=== Task goal ===
Find every line with the word "Copy" and give their count, nothing else.

=== Extracted data ===
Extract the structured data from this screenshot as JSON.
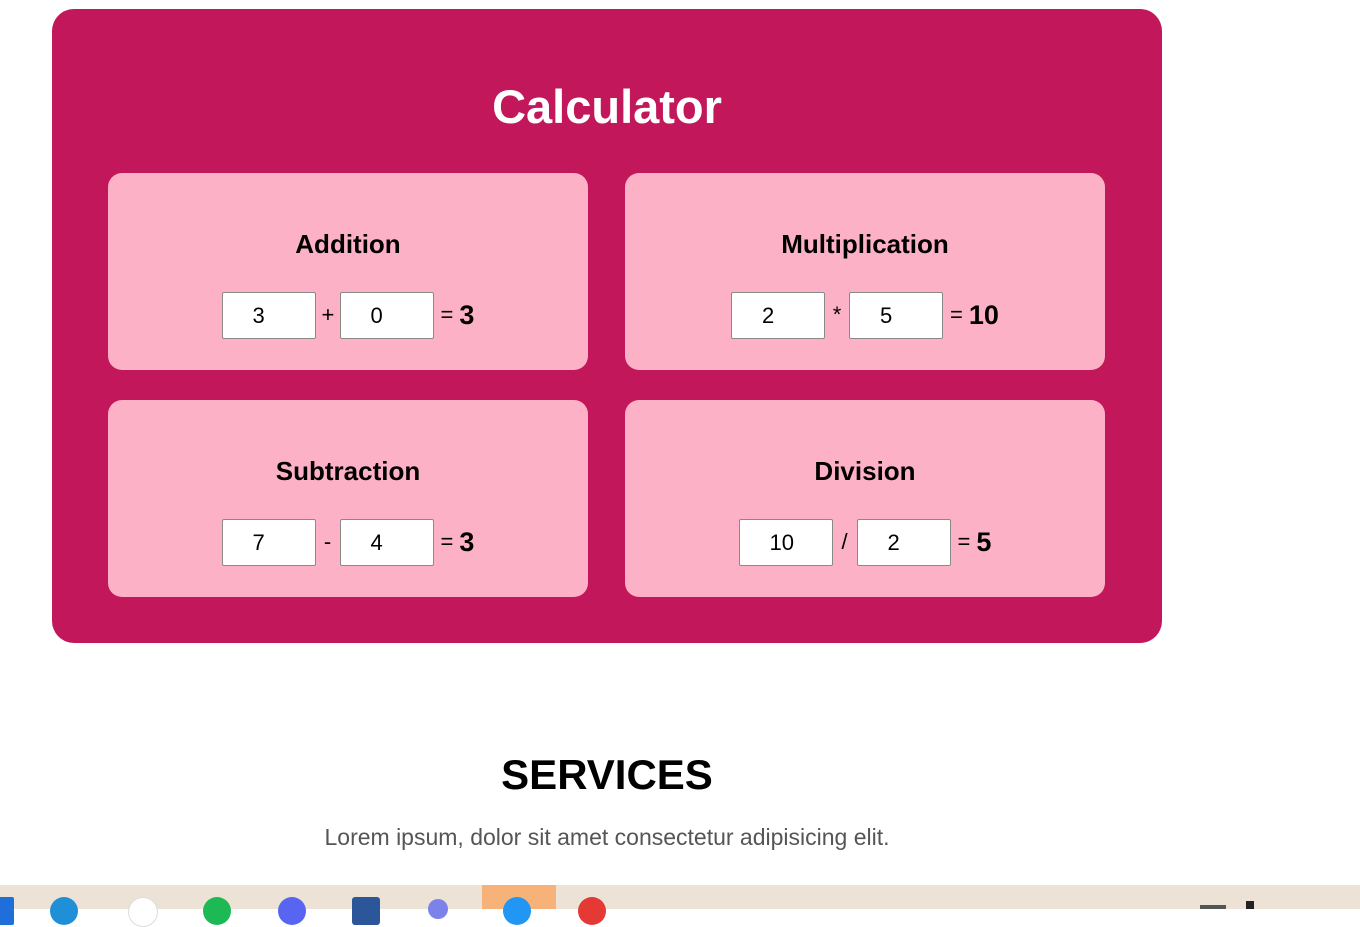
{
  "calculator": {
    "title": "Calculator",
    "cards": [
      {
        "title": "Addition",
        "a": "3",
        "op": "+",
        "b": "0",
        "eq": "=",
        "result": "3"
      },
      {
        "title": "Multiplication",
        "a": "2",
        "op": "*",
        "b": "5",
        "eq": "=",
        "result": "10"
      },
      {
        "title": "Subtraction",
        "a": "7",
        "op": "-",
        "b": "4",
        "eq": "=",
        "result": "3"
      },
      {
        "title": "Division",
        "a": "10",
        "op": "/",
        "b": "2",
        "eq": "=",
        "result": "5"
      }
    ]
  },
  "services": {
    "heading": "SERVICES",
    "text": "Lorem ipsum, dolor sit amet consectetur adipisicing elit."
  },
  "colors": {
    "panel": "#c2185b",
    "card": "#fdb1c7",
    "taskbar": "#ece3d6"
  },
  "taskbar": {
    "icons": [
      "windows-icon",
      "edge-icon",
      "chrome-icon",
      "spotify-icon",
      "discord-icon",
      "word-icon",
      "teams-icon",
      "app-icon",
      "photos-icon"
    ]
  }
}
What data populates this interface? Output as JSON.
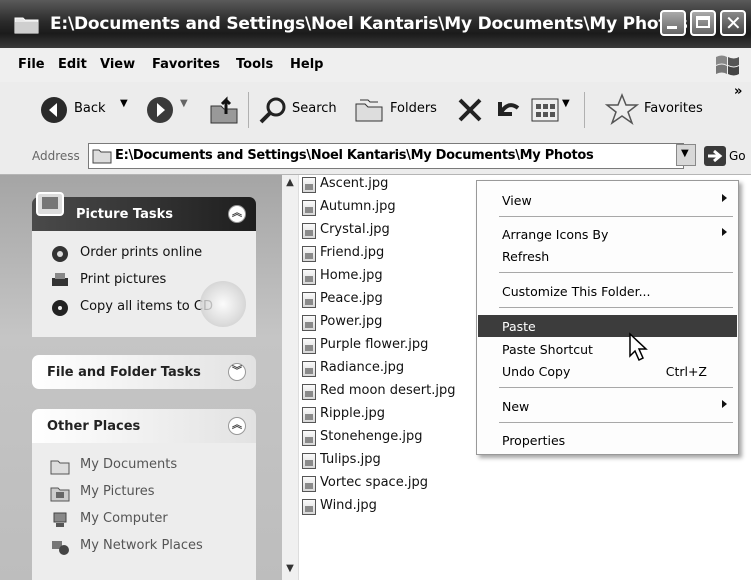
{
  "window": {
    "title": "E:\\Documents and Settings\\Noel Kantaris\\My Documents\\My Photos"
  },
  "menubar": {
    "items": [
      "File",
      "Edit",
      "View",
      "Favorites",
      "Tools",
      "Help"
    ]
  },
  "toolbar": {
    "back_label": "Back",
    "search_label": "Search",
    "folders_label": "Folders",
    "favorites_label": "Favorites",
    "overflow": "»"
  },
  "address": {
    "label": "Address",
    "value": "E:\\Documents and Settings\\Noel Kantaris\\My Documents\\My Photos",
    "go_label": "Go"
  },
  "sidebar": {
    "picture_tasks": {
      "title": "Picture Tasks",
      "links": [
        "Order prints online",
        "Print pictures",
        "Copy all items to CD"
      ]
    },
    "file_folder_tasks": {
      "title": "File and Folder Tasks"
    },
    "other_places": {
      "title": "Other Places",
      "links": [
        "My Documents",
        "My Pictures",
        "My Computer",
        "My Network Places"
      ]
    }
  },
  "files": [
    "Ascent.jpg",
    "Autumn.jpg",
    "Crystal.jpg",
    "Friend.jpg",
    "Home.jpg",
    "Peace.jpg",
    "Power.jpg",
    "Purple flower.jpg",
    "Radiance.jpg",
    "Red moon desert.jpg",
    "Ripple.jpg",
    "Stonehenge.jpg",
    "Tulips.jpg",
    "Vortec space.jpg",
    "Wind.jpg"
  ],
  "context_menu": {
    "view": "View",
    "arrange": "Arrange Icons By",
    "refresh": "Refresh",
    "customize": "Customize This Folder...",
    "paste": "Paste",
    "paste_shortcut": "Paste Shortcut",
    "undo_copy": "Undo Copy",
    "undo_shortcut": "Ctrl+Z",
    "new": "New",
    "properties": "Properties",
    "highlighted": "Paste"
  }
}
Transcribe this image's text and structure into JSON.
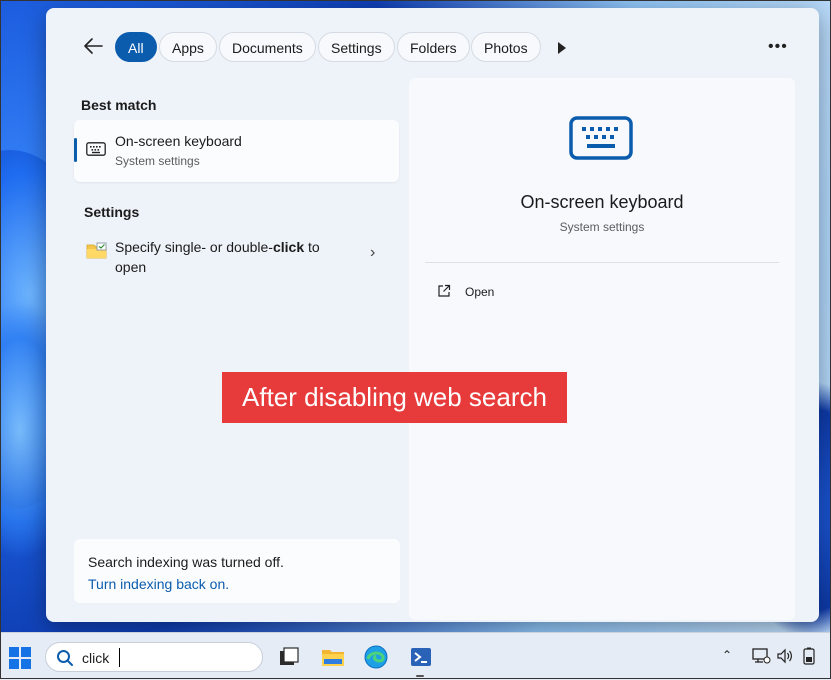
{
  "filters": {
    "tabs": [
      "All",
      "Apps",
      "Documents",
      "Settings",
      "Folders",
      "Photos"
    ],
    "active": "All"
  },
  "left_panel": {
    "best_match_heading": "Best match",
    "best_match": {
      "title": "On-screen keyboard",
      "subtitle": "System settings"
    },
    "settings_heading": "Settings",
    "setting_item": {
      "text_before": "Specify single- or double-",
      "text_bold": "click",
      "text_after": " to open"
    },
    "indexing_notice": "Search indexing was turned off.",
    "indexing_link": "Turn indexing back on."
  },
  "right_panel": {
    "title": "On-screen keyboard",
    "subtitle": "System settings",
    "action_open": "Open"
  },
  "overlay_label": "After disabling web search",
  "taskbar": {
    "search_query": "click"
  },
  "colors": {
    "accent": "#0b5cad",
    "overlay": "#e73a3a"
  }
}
==
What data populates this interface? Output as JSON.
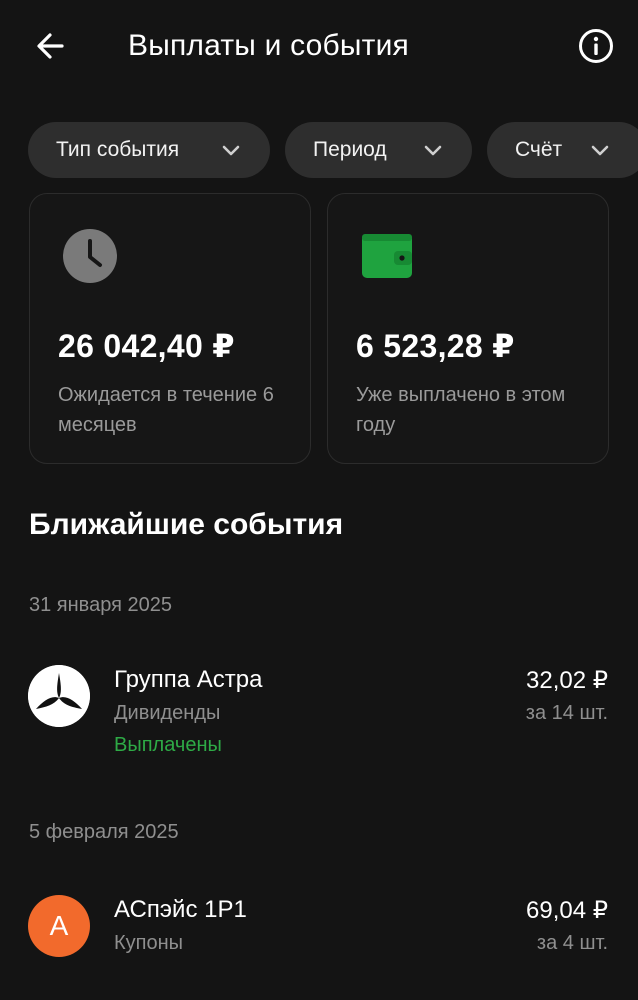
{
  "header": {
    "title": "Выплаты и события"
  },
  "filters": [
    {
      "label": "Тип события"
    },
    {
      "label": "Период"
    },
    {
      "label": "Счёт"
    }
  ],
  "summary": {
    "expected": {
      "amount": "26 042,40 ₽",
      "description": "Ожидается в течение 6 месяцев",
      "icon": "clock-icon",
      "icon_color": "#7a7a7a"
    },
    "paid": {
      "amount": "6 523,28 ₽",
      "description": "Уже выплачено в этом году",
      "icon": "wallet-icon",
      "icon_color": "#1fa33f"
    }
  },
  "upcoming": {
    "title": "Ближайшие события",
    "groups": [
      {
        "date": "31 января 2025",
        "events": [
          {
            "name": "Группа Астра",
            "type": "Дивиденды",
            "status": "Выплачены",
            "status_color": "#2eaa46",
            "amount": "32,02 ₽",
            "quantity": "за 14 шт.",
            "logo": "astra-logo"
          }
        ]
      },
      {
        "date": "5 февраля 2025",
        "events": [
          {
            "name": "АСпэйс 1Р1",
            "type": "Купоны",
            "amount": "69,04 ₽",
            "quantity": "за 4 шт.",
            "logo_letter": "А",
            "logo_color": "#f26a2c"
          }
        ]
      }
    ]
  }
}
--
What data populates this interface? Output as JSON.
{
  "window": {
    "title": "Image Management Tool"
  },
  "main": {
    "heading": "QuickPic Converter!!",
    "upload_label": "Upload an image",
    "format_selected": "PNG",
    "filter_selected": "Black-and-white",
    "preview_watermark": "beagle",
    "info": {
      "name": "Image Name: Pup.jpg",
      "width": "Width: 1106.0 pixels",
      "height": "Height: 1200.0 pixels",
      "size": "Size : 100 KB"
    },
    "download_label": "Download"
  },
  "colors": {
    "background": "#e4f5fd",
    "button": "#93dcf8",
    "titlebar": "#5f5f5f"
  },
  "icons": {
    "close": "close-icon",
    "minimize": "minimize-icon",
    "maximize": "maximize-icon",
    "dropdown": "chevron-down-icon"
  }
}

=== Solution to this exercise ===
2